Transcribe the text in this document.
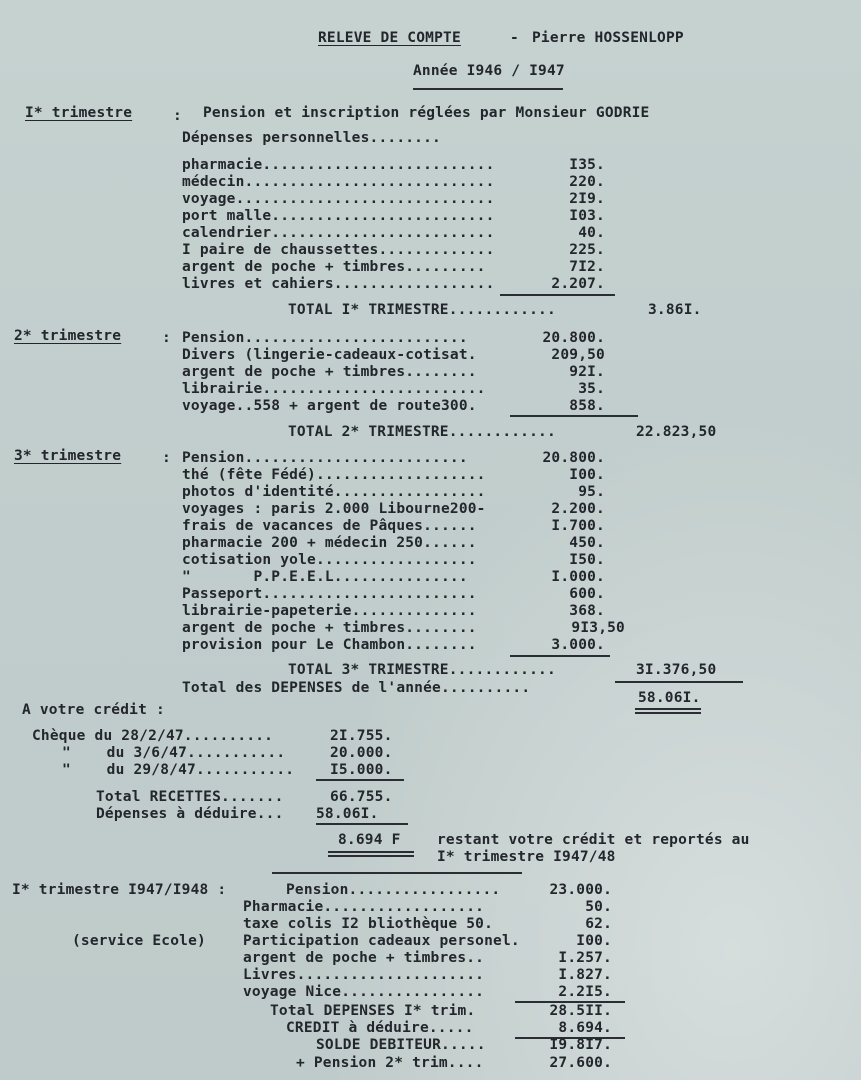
RELEVE DE COMPTE	- Pierre HOSSENLOPP
Année I946 / I947
I* trimestre	: Pension et inscription réglées par Monsieur GODRIE
Dépenses personnelles........
pharmacie..........................	I35.
médecin............................	220.
voyage.............................	2I9.
port malle.........................	I03.
calendrier.........................	40.
I paire de chaussettes.............	225.
argent de poche + timbres.........	7I2.
livres et cahiers..................	2.207.
TOTAL I* TRIMESTRE............	3.86I.
2* trimestre	: Pension.........................	20.800.
Divers (lingerie-cadeaux-cotisat.	209,50
argent de poche + timbres........	92I.
librairie.........................	35.
voyage..558 + argent de route300.	858.
TOTAL 2* TRIMESTRE............	22.823,50
3* trimestre	: Pension.........................	20.800.
thé (fête Fédé)...................	I00.
photos d'identité.................	95.
voyages : paris 2.000 Libourne200-	2.200.
frais de vacances de Pâques......	I.700.
pharmacie 200 + médecin 250......	450.
cotisation yole..................	I50.
"       P.P.E.E.L...............	I.000.
Passeport........................	600.
librairie-papeterie..............	368.
argent de poche + timbres........	9I3,50
provision pour Le Chambon........	3.000.
TOTAL 3* TRIMESTRE............	3I.376,50
Total des DEPENSES de l'année..........
58.06I.
A votre crédit :
Chèque du 28/2/47..........	2I.755.
"    du 3/6/47...........	20.000.
"    du 29/8/47........... I5.000.
Total RECETTES.......	66.755.
Dépenses à déduire... 58.06I.
8.694 F	restant votre crédit et reportés au
I* trimestre I947/48
I* trimestre I947/I948 :
(service Ecole)
Pension.................	23.000.
Pharmacie..................	50.
taxe colis I2 bliothèque 50.	62.
Participation cadeaux personel.	I00.
argent de poche + timbres..	I.257.
Livres.....................	I.827.
voyage Nice................	2.2I5.
Total DEPENSES I* trim.	28.5II.
CREDIT à déduire.....	8.694.
SOLDE DEBITEUR.....	I9.8I7.
+ Pension 2* trim....	27.600.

======

> **DIRECTIONS**
Set the entries down again exactly. Do not include the images.

> **RESULT BELOW**
Transcribe the text in this document.
RELEVE DE COMPTE	- Pierre HOSSENLOPP
Année I946 / I947
I* trimestre	: Pension et inscription réglées par Monsieur GODRIE
Dépenses personnelles........
pharmacie..........................	I35.
médecin............................	220.
voyage.............................	2I9.
port malle.........................	I03.
calendrier.........................	40.
I paire de chaussettes.............	225.
argent de poche + timbres.........	7I2.
livres et cahiers..................	2.207.
TOTAL I* TRIMESTRE............	3.86I.
2* trimestre	: Pension.........................	20.800.
Divers (lingerie-cadeaux-cotisat.	209,50
argent de poche + timbres........	92I.
librairie.........................	35.
voyage..558 + argent de route300.	858.
TOTAL 2* TRIMESTRE............	22.823,50
3* trimestre	: Pension.........................	20.800.
thé (fête Fédé)...................	I00.
photos d'identité.................	95.
voyages : paris 2.000 Libourne200-	2.200.
frais de vacances de Pâques......	I.700.
pharmacie 200 + médecin 250......	450.
cotisation yole..................	I50.
"       P.P.E.E.L...............	I.000.
Passeport........................	600.
librairie-papeterie..............	368.
argent de poche + timbres........	9I3,50
provision pour Le Chambon........	3.000.
TOTAL 3* TRIMESTRE............	3I.376,50
Total des DEPENSES de l'année..........
58.06I.
A votre crédit :
Chèque du 28/2/47..........	2I.755.
"    du 3/6/47...........	20.000.
"    du 29/8/47........... I5.000.
Total RECETTES.......	66.755.
Dépenses à déduire... 58.06I.
8.694 F	restant votre crédit et reportés au
I* trimestre I947/48
I* trimestre I947/I948 :
(service Ecole)
Pension.................	23.000.
Pharmacie..................	50.
taxe colis I2 bliothèque 50.	62.
Participation cadeaux personel.	I00.
argent de poche + timbres..	I.257.
Livres.....................	I.827.
voyage Nice................	2.2I5.
Total DEPENSES I* trim.	28.5II.
CREDIT à déduire.....	8.694.
SOLDE DEBITEUR.....	I9.8I7.
+ Pension 2* trim....	27.600.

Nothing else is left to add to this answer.